» ENTRIES
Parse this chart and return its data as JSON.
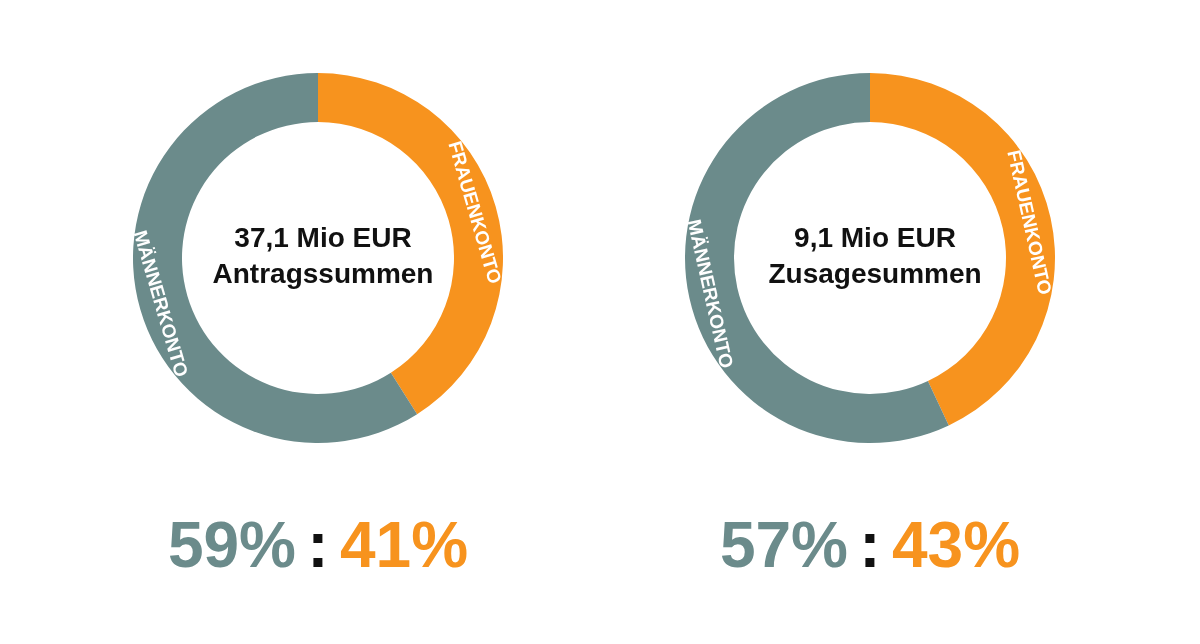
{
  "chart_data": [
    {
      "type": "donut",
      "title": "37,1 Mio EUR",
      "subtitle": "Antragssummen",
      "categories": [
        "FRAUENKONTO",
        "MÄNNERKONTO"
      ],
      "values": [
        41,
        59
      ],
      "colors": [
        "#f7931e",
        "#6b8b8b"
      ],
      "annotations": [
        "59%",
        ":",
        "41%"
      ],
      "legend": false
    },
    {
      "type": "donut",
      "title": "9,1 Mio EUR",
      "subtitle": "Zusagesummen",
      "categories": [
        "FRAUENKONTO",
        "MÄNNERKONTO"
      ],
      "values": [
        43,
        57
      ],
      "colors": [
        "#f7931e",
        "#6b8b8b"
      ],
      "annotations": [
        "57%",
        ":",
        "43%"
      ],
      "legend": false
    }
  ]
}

» AIM OF THE TASK
Each entry must be retyped word for word, with every image omitted.

» TASK SOLUTION
Parse this chart and return its data as JSON.
{
  "chart_data": [
    {
      "type": "donut",
      "title": "37,1 Mio EUR",
      "subtitle": "Antragssummen",
      "categories": [
        "FRAUENKONTO",
        "MÄNNERKONTO"
      ],
      "values": [
        41,
        59
      ],
      "colors": [
        "#f7931e",
        "#6b8b8b"
      ],
      "annotations": [
        "59%",
        ":",
        "41%"
      ],
      "legend": false
    },
    {
      "type": "donut",
      "title": "9,1 Mio EUR",
      "subtitle": "Zusagesummen",
      "categories": [
        "FRAUENKONTO",
        "MÄNNERKONTO"
      ],
      "values": [
        43,
        57
      ],
      "colors": [
        "#f7931e",
        "#6b8b8b"
      ],
      "annotations": [
        "57%",
        ":",
        "43%"
      ],
      "legend": false
    }
  ]
}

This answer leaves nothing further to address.